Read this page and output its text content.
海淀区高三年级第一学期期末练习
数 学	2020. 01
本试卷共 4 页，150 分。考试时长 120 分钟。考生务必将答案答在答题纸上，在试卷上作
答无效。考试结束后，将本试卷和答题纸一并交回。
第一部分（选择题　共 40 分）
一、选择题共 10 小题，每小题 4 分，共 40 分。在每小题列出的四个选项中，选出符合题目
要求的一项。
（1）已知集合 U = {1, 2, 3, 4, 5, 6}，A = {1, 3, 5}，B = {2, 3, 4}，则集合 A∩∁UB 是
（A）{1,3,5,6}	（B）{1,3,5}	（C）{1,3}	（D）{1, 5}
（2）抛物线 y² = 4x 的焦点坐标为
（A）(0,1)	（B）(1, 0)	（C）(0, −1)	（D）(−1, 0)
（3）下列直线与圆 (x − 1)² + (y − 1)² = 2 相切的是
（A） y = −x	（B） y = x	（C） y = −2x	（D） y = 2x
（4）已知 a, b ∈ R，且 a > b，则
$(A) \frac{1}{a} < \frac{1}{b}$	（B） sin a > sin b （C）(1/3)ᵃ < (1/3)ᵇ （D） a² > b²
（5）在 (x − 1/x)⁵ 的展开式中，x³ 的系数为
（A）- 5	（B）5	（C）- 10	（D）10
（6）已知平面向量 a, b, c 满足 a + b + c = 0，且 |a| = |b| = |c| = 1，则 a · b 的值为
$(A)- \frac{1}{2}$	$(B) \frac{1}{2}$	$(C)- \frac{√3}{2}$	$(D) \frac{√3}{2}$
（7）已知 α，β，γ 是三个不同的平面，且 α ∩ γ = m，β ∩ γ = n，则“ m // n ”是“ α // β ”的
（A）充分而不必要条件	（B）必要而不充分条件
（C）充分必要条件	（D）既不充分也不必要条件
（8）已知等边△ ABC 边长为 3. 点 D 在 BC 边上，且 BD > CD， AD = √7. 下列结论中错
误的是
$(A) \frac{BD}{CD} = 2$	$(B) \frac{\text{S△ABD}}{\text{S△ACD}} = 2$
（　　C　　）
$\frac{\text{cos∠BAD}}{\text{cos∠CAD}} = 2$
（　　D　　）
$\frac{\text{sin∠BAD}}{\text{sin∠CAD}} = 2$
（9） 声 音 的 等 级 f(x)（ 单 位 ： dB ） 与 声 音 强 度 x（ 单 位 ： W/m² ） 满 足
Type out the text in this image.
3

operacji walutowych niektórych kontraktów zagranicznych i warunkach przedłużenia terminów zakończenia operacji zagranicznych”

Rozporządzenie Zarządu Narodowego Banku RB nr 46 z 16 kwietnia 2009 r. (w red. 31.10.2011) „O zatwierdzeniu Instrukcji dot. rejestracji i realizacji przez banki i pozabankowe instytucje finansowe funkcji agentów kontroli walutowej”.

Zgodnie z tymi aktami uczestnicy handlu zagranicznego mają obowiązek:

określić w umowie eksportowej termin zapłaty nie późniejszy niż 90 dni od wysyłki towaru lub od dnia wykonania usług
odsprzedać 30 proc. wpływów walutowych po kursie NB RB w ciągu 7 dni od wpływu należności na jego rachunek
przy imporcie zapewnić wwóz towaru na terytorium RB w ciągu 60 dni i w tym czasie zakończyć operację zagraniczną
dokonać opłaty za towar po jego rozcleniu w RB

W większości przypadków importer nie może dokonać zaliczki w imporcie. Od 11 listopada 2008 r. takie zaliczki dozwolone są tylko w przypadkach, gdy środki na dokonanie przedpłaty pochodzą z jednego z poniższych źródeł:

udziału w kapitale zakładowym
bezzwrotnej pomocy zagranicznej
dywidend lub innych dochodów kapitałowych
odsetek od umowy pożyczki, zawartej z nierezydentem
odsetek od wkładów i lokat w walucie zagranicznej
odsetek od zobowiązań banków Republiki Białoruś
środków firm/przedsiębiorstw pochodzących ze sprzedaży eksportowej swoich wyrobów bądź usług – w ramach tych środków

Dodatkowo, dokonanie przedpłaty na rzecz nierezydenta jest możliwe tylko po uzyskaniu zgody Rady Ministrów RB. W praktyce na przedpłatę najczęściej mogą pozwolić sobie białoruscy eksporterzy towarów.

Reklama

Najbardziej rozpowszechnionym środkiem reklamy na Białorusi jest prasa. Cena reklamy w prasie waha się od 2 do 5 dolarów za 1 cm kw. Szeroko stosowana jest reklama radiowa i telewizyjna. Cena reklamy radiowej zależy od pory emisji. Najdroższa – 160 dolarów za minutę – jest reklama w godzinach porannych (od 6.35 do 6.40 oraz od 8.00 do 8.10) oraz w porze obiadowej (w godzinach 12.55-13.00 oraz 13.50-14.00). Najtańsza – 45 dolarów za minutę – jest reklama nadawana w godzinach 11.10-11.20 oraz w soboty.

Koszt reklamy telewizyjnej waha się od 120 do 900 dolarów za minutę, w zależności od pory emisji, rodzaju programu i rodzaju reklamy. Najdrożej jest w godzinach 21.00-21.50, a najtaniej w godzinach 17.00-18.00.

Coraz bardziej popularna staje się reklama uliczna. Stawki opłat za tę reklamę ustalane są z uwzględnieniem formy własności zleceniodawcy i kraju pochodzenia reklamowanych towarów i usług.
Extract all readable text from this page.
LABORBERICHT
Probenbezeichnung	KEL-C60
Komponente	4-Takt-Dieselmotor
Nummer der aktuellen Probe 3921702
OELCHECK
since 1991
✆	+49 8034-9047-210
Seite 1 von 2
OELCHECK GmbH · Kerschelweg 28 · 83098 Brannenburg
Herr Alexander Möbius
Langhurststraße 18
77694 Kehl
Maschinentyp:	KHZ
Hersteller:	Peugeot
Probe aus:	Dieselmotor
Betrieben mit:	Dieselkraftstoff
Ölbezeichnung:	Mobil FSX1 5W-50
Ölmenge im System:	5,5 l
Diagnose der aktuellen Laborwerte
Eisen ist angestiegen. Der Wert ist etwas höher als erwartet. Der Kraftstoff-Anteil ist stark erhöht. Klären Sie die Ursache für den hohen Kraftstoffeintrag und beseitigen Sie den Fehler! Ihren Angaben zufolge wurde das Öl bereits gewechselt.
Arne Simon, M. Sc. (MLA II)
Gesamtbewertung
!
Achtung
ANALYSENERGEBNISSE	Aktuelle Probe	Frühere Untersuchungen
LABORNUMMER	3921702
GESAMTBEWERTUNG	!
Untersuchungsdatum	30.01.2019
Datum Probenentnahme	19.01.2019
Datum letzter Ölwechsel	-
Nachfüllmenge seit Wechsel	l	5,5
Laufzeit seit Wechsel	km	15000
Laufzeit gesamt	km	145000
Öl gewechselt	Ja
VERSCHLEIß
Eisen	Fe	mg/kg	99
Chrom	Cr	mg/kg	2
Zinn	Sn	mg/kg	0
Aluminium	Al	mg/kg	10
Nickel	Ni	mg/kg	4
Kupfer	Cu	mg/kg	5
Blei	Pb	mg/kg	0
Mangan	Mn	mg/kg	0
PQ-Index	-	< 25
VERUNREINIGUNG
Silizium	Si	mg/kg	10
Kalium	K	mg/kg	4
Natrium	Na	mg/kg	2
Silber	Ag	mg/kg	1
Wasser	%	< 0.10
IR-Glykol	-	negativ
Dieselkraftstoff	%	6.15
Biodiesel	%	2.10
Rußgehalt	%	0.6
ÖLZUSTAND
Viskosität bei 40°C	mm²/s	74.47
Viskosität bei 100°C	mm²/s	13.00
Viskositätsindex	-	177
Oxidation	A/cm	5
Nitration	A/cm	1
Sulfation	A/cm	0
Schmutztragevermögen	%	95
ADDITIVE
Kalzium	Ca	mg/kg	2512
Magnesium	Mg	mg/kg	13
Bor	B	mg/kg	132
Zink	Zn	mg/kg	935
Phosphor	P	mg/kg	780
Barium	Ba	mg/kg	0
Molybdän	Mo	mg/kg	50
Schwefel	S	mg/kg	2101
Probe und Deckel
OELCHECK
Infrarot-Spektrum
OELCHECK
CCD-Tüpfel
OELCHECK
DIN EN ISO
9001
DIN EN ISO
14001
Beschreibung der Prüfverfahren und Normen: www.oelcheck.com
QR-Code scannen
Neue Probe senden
------------------------------
Written request: Every line containing the string "minutę" must be listed.

Solution for this exercise:
Najbardziej rozpowszechnionym środkiem reklamy na Białorusi jest prasa. Cena reklamy w prasie waha się od 2 do 5 dolarów za 1 cm kw. Szeroko stosowana jest reklama radiowa i telewizyjna. Cena reklamy radiowej zależy od pory emisji. Najdroższa – 160 dolarów za minutę – jest reklama w godzinach porannych (od 6.35 do 6.40 oraz od 8.00 do 8.10) oraz w porze obiadowej (w godzinach 12.55-13.00 oraz 13.50-14.00). Najtańsza – 45 dolarów za minutę – jest reklama nadawana w godzinach 11.10-11.20 oraz w soboty.
Koszt reklamy telewizyjnej waha się od 120 do 900 dolarów za minutę, w zależności od pory emisji, rodzaju programu i rodzaju reklamy. Najdrożej jest w godzinach 21.00-21.50, a najtaniej w godzinach 17.00-18.00.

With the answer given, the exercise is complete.